# start of GIVEN RECORDS
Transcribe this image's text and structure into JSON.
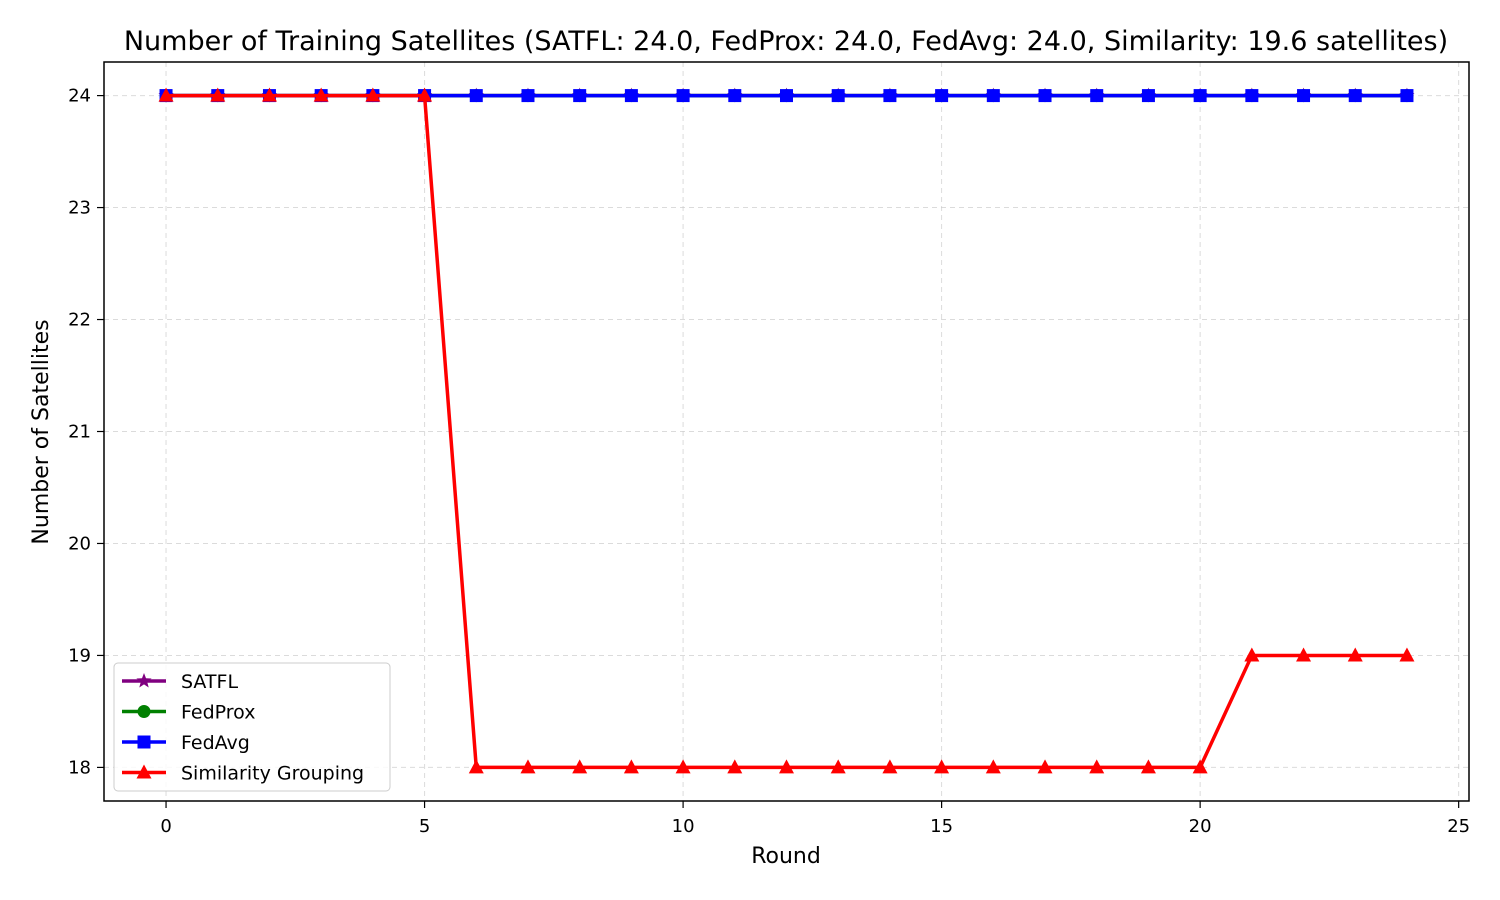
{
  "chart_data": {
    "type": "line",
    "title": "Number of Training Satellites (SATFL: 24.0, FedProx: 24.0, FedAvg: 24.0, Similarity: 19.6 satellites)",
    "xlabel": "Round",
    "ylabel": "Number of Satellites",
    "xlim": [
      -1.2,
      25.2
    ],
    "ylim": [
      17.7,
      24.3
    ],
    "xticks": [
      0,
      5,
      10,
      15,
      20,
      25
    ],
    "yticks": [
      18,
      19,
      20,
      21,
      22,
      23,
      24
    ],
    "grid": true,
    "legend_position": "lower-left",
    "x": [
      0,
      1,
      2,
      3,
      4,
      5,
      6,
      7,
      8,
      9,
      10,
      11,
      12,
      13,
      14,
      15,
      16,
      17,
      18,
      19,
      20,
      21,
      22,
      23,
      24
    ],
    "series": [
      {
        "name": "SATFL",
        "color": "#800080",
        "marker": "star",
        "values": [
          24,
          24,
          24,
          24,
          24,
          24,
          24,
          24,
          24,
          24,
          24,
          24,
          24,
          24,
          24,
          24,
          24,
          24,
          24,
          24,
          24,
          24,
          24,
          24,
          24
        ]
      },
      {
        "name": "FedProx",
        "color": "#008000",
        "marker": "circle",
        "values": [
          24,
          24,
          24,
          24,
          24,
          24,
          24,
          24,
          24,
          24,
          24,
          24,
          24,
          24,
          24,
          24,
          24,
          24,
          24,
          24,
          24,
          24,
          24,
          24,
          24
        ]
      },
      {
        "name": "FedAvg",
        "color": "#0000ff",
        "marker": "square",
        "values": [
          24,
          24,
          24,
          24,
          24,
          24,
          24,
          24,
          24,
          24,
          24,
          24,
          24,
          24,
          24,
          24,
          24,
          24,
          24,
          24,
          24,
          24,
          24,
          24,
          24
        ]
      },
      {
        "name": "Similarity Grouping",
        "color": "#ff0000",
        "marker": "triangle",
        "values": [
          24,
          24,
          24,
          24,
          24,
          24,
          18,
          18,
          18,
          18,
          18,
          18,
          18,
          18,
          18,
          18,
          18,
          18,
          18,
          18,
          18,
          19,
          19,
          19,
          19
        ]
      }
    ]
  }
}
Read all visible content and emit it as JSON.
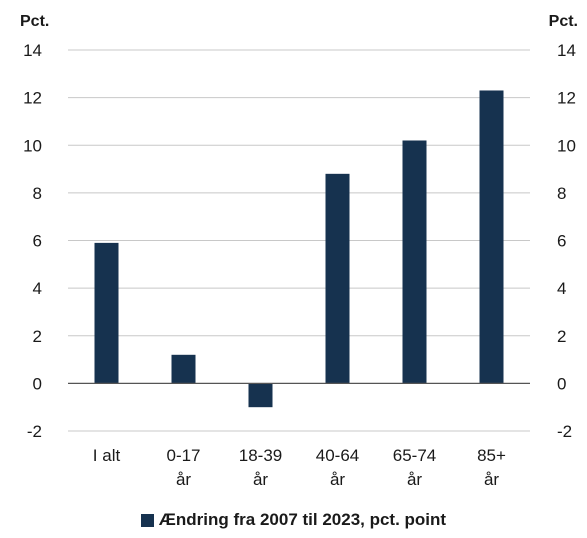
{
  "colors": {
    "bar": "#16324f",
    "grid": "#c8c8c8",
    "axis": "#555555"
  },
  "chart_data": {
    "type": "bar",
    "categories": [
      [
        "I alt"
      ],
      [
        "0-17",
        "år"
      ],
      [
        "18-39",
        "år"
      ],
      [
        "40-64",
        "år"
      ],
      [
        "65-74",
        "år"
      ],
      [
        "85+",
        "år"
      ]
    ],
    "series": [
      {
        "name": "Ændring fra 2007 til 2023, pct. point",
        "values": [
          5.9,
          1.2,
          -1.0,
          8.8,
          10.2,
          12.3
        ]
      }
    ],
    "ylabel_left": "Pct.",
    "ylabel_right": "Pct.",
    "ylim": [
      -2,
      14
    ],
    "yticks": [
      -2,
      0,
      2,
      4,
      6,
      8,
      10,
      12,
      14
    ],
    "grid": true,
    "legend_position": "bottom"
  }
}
# end of GIVEN RECORDS
▶ [TASK OBJECTIVE] Pictures in the records should not appear in your copy, but everything else must be transcribed exactly.

▶ [WRITTEN RESPONSE]
Transcribe this image's text and structure into JSON.
{
  "chart_data": {
    "type": "line",
    "title": "Number of Training Satellites (SATFL: 24.0, FedProx: 24.0, FedAvg: 24.0, Similarity: 19.6 satellites)",
    "xlabel": "Round",
    "ylabel": "Number of Satellites",
    "xlim": [
      -1.2,
      25.2
    ],
    "ylim": [
      17.7,
      24.3
    ],
    "xticks": [
      0,
      5,
      10,
      15,
      20,
      25
    ],
    "yticks": [
      18,
      19,
      20,
      21,
      22,
      23,
      24
    ],
    "grid": true,
    "legend_position": "lower-left",
    "x": [
      0,
      1,
      2,
      3,
      4,
      5,
      6,
      7,
      8,
      9,
      10,
      11,
      12,
      13,
      14,
      15,
      16,
      17,
      18,
      19,
      20,
      21,
      22,
      23,
      24
    ],
    "series": [
      {
        "name": "SATFL",
        "color": "#800080",
        "marker": "star",
        "values": [
          24,
          24,
          24,
          24,
          24,
          24,
          24,
          24,
          24,
          24,
          24,
          24,
          24,
          24,
          24,
          24,
          24,
          24,
          24,
          24,
          24,
          24,
          24,
          24,
          24
        ]
      },
      {
        "name": "FedProx",
        "color": "#008000",
        "marker": "circle",
        "values": [
          24,
          24,
          24,
          24,
          24,
          24,
          24,
          24,
          24,
          24,
          24,
          24,
          24,
          24,
          24,
          24,
          24,
          24,
          24,
          24,
          24,
          24,
          24,
          24,
          24
        ]
      },
      {
        "name": "FedAvg",
        "color": "#0000ff",
        "marker": "square",
        "values": [
          24,
          24,
          24,
          24,
          24,
          24,
          24,
          24,
          24,
          24,
          24,
          24,
          24,
          24,
          24,
          24,
          24,
          24,
          24,
          24,
          24,
          24,
          24,
          24,
          24
        ]
      },
      {
        "name": "Similarity Grouping",
        "color": "#ff0000",
        "marker": "triangle",
        "values": [
          24,
          24,
          24,
          24,
          24,
          24,
          18,
          18,
          18,
          18,
          18,
          18,
          18,
          18,
          18,
          18,
          18,
          18,
          18,
          18,
          18,
          19,
          19,
          19,
          19
        ]
      }
    ]
  }
}
Read all visible content and emit it as JSON.
{
  "colors": {
    "bar": "#16324f",
    "grid": "#c8c8c8",
    "axis": "#555555"
  },
  "chart_data": {
    "type": "bar",
    "categories": [
      [
        "I alt"
      ],
      [
        "0-17",
        "år"
      ],
      [
        "18-39",
        "år"
      ],
      [
        "40-64",
        "år"
      ],
      [
        "65-74",
        "år"
      ],
      [
        "85+",
        "år"
      ]
    ],
    "series": [
      {
        "name": "Ændring fra 2007 til 2023, pct. point",
        "values": [
          5.9,
          1.2,
          -1.0,
          8.8,
          10.2,
          12.3
        ]
      }
    ],
    "ylabel_left": "Pct.",
    "ylabel_right": "Pct.",
    "ylim": [
      -2,
      14
    ],
    "yticks": [
      -2,
      0,
      2,
      4,
      6,
      8,
      10,
      12,
      14
    ],
    "grid": true,
    "legend_position": "bottom"
  }
}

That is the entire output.